Problem description: Transcribe the records that follow, preserving every word.
╭──
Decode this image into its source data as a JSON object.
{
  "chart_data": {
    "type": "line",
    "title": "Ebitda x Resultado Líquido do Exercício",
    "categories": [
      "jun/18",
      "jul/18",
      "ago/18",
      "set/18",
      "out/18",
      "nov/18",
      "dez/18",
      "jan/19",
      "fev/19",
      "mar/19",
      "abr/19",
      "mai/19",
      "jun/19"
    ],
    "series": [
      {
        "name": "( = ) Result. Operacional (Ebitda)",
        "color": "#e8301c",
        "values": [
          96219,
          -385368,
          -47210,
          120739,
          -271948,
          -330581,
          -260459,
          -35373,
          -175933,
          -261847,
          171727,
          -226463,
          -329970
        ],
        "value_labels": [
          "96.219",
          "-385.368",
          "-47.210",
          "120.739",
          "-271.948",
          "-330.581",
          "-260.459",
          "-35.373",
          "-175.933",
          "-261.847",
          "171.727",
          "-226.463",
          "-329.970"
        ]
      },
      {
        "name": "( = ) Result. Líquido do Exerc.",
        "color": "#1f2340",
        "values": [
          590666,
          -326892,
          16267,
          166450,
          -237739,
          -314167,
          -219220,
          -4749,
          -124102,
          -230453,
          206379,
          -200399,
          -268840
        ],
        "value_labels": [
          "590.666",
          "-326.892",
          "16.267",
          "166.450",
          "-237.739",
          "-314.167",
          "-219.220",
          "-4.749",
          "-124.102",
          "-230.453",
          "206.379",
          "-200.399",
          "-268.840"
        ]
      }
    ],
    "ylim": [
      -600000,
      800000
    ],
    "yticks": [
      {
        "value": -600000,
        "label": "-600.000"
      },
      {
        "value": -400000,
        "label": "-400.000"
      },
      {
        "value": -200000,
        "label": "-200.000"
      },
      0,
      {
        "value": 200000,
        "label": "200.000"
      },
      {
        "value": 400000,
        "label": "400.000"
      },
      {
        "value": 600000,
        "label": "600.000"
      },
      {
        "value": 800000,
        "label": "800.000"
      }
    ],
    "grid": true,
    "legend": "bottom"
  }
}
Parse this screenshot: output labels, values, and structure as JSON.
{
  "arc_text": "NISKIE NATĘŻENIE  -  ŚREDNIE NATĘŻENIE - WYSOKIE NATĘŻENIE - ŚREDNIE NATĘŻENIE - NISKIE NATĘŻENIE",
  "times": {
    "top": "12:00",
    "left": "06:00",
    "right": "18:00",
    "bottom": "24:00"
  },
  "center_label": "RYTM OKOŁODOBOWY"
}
╰──
Output for this task:
Decode this image into its source data as a JSON object.
{
  "chart_data": {
    "type": "line",
    "title": "Ebitda x Resultado Líquido do Exercício",
    "categories": [
      "jun/18",
      "jul/18",
      "ago/18",
      "set/18",
      "out/18",
      "nov/18",
      "dez/18",
      "jan/19",
      "fev/19",
      "mar/19",
      "abr/19",
      "mai/19",
      "jun/19"
    ],
    "series": [
      {
        "name": "( = ) Result. Operacional (Ebitda)",
        "color": "#e8301c",
        "values": [
          96219,
          -385368,
          -47210,
          120739,
          -271948,
          -330581,
          -260459,
          -35373,
          -175933,
          -261847,
          171727,
          -226463,
          -329970
        ],
        "value_labels": [
          "96.219",
          "-385.368",
          "-47.210",
          "120.739",
          "-271.948",
          "-330.581",
          "-260.459",
          "-35.373",
          "-175.933",
          "-261.847",
          "171.727",
          "-226.463",
          "-329.970"
        ]
      },
      {
        "name": "( = ) Result. Líquido do Exerc.",
        "color": "#1f2340",
        "values": [
          590666,
          -326892,
          16267,
          166450,
          -237739,
          -314167,
          -219220,
          -4749,
          -124102,
          -230453,
          206379,
          -200399,
          -268840
        ],
        "value_labels": [
          "590.666",
          "-326.892",
          "16.267",
          "166.450",
          "-237.739",
          "-314.167",
          "-219.220",
          "-4.749",
          "-124.102",
          "-230.453",
          "206.379",
          "-200.399",
          "-268.840"
        ]
      }
    ],
    "ylim": [
      -600000,
      800000
    ],
    "yticks": [
      {
        "value": -600000,
        "label": "-600.000"
      },
      {
        "value": -400000,
        "label": "-400.000"
      },
      {
        "value": -200000,
        "label": "-200.000"
      },
      0,
      {
        "value": 200000,
        "label": "200.000"
      },
      {
        "value": 400000,
        "label": "400.000"
      },
      {
        "value": 600000,
        "label": "600.000"
      },
      {
        "value": 800000,
        "label": "800.000"
      }
    ],
    "grid": true,
    "legend": "bottom"
  }
}
Parse this screenshot: output labels, values, and structure as JSON.
{
  "arc_text": "NISKIE NATĘŻENIE  -  ŚREDNIE NATĘŻENIE - WYSOKIE NATĘŻENIE - ŚREDNIE NATĘŻENIE - NISKIE NATĘŻENIE",
  "times": {
    "top": "12:00",
    "left": "06:00",
    "right": "18:00",
    "bottom": "24:00"
  },
  "center_label": "RYTM OKOŁODOBOWY"
}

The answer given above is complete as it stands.